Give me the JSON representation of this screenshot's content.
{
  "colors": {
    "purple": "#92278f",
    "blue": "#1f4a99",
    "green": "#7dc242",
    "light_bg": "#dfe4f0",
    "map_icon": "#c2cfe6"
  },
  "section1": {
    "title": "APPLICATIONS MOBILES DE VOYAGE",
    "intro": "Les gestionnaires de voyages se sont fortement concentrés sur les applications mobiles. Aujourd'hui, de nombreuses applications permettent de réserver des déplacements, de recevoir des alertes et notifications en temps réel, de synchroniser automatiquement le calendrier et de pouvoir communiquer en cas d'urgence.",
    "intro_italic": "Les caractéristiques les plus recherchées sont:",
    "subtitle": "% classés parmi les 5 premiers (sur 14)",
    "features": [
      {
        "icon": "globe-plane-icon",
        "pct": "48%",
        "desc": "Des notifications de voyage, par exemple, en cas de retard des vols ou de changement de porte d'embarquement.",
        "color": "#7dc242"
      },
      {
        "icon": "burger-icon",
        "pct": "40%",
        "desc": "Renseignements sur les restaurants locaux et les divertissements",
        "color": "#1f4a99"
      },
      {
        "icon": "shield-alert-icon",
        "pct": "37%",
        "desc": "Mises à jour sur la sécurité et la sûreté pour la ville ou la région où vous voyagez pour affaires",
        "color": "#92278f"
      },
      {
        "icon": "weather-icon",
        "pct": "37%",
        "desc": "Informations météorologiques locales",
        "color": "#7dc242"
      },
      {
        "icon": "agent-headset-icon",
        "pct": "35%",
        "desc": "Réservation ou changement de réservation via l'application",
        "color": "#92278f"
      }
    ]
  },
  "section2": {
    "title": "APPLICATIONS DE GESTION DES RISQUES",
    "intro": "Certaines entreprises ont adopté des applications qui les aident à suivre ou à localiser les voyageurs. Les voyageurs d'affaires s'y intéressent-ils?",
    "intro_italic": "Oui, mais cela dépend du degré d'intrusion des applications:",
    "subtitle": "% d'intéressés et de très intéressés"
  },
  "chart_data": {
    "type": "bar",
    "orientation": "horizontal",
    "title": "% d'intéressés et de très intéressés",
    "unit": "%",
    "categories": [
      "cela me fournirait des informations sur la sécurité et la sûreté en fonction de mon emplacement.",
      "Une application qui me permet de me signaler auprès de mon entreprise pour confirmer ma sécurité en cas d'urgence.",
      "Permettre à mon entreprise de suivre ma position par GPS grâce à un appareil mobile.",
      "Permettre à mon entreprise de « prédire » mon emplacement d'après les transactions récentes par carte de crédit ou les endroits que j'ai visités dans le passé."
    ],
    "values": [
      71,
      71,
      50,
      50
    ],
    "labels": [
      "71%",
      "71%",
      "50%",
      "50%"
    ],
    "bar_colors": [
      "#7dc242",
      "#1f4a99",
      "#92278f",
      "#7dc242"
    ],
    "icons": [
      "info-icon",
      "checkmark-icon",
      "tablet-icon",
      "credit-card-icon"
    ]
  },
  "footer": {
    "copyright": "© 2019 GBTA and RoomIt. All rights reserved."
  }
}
===============
■ What to do:
Only lines that contain the word "notifications" are wanted; copy each of them.

■ Problem solution:
    "intro": "Les gestionnaires de voyages se sont fortement concentrés sur les applications mobiles. Aujourd'hui, de nombreuses applications permettent de réserver des déplacements, de recevoir des alertes et notifications en temps réel, de synchroniser automatiquement le calendrier et de pouvoir communiquer en cas d'urgence.",
        "desc": "Des notifications de voyage, par exemple, en cas de retard des vols ou de changement de porte d'embarquement.",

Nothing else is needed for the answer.